> [What is asked]: Across the entries, how many lines have the string "label" in them? Reply with only a number.

[start Dataset entries]

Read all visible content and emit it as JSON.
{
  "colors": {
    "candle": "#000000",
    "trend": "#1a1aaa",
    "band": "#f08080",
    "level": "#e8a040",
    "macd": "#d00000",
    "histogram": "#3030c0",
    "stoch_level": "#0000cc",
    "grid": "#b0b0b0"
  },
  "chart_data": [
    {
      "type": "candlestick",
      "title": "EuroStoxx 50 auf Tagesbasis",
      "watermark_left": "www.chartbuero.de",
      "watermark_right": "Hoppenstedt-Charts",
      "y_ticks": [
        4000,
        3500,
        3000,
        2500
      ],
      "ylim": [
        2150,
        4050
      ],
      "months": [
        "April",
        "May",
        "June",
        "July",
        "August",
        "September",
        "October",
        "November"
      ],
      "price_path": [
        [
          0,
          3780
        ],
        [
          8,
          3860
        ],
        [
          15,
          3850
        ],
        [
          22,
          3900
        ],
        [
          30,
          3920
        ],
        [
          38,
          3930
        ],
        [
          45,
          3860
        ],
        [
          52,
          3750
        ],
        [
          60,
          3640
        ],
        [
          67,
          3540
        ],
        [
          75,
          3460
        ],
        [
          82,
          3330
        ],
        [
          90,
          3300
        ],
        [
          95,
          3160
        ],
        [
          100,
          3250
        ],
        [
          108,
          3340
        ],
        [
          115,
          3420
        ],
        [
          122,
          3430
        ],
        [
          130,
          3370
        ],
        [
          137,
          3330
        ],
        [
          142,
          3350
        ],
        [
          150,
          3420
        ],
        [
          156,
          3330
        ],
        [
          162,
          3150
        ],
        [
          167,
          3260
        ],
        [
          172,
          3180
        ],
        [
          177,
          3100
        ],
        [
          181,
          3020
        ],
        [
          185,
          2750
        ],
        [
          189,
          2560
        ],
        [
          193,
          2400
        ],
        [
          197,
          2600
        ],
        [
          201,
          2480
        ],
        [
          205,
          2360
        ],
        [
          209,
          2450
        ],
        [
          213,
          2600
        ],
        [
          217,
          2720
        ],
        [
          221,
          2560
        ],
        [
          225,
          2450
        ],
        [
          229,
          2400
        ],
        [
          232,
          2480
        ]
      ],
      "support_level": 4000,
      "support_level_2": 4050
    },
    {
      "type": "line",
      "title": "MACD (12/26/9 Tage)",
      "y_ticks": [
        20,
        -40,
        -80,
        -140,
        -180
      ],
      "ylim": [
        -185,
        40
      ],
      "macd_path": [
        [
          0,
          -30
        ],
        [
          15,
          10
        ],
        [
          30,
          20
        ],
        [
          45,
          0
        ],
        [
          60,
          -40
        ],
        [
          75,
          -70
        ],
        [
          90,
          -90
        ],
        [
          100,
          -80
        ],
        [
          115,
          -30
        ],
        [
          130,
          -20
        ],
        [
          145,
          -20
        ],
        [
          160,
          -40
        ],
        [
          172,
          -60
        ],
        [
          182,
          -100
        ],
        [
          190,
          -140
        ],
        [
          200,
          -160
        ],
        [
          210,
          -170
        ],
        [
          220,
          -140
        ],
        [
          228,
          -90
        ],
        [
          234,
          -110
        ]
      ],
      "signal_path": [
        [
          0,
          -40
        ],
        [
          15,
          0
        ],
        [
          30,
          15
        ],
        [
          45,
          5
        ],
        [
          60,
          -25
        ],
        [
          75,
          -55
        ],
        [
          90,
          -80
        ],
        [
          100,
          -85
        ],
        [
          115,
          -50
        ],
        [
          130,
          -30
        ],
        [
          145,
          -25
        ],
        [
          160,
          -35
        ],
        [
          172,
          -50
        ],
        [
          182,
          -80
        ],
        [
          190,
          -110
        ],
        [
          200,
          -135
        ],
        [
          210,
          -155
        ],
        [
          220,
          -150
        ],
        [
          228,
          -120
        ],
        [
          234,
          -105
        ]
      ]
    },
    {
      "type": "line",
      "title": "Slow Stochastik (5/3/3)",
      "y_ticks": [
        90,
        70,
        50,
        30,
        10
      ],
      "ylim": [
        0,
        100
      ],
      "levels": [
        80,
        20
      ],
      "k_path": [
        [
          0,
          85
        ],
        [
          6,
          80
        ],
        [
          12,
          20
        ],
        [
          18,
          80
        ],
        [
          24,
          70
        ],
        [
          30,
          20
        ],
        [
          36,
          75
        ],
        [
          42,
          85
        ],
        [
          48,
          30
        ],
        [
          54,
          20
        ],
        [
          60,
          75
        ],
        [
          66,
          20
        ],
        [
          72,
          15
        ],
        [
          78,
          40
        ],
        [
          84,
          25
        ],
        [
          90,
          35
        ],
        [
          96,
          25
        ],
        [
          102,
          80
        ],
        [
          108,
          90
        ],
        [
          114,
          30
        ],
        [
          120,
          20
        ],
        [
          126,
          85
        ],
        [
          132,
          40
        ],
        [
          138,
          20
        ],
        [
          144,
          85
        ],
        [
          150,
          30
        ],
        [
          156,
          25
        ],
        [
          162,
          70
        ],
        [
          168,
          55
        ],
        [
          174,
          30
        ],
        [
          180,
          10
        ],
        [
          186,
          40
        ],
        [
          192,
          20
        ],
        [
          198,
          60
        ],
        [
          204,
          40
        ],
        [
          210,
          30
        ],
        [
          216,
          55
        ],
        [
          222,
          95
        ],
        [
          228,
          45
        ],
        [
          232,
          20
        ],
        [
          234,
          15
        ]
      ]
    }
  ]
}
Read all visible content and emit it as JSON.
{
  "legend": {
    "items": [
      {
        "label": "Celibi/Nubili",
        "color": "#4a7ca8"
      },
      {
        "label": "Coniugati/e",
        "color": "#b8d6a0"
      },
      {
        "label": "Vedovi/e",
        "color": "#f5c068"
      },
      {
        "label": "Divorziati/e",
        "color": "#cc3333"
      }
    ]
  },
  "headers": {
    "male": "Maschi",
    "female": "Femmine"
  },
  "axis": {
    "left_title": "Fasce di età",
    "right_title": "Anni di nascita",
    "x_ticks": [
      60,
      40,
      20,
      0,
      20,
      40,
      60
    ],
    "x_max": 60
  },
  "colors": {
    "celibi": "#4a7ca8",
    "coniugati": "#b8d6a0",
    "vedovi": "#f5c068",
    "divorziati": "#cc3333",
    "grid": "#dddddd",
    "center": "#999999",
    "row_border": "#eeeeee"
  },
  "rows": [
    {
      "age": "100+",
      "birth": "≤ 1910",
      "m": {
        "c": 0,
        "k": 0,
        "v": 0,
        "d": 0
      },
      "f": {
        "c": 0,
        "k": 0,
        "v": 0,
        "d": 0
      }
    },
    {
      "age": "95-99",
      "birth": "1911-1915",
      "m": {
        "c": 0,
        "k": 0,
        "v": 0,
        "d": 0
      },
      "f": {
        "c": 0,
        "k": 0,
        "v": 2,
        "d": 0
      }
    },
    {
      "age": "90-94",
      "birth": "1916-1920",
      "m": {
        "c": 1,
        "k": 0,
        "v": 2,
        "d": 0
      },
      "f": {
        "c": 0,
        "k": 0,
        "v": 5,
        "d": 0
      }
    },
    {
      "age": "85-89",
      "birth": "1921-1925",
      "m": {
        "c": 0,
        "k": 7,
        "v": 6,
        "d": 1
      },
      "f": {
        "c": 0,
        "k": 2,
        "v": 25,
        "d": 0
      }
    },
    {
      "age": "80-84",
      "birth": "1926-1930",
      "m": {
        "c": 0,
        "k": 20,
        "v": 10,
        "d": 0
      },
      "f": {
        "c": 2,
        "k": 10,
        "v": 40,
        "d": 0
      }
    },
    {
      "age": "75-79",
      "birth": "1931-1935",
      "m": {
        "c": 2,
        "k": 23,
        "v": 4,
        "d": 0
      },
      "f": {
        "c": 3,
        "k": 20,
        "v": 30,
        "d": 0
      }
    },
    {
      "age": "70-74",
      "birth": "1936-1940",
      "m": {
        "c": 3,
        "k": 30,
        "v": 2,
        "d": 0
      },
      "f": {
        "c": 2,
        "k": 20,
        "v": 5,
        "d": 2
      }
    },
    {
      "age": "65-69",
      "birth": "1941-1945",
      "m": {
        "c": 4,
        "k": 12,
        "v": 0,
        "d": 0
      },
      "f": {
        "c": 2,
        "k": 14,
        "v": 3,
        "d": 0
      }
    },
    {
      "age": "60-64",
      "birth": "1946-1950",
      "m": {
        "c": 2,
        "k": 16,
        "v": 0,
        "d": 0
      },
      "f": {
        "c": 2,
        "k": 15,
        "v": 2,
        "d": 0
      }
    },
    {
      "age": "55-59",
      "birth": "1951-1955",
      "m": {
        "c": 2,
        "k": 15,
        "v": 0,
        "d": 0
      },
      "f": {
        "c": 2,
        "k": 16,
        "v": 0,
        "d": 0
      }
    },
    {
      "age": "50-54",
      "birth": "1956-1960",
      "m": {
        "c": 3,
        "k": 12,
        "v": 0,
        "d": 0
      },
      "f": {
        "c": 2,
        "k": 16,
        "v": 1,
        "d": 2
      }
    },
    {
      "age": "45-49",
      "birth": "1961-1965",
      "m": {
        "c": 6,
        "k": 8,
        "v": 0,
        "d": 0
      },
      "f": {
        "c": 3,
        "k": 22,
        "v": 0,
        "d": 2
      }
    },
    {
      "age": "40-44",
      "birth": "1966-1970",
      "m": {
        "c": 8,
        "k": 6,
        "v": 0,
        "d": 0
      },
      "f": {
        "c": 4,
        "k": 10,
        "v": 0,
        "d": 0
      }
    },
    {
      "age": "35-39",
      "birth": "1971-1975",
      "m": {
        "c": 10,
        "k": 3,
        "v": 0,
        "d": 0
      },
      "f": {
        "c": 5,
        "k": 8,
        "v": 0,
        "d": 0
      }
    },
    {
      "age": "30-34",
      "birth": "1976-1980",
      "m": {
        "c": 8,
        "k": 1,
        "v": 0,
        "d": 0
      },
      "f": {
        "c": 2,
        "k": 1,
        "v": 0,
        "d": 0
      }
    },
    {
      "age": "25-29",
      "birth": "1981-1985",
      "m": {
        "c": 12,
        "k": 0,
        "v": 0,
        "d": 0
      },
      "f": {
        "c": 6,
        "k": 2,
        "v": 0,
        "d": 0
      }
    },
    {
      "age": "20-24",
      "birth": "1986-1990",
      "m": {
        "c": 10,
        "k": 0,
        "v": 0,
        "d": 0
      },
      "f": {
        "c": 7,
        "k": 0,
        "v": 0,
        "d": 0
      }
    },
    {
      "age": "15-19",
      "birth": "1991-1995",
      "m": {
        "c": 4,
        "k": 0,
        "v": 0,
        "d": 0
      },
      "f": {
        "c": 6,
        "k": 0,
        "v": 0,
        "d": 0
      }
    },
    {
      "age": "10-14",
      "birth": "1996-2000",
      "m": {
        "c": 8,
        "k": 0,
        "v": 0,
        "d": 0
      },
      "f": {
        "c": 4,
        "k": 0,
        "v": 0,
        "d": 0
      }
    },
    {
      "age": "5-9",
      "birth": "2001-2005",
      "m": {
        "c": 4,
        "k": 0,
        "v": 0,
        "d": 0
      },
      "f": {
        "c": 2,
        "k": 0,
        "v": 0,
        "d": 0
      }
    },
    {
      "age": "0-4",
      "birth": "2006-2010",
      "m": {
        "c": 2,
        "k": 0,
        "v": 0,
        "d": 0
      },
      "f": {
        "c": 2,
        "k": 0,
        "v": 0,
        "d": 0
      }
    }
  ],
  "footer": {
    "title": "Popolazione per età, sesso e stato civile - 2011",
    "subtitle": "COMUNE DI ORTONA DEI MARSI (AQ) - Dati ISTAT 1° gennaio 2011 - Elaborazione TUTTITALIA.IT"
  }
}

[end Dataset entries]

> [Reply to the exercise]: 4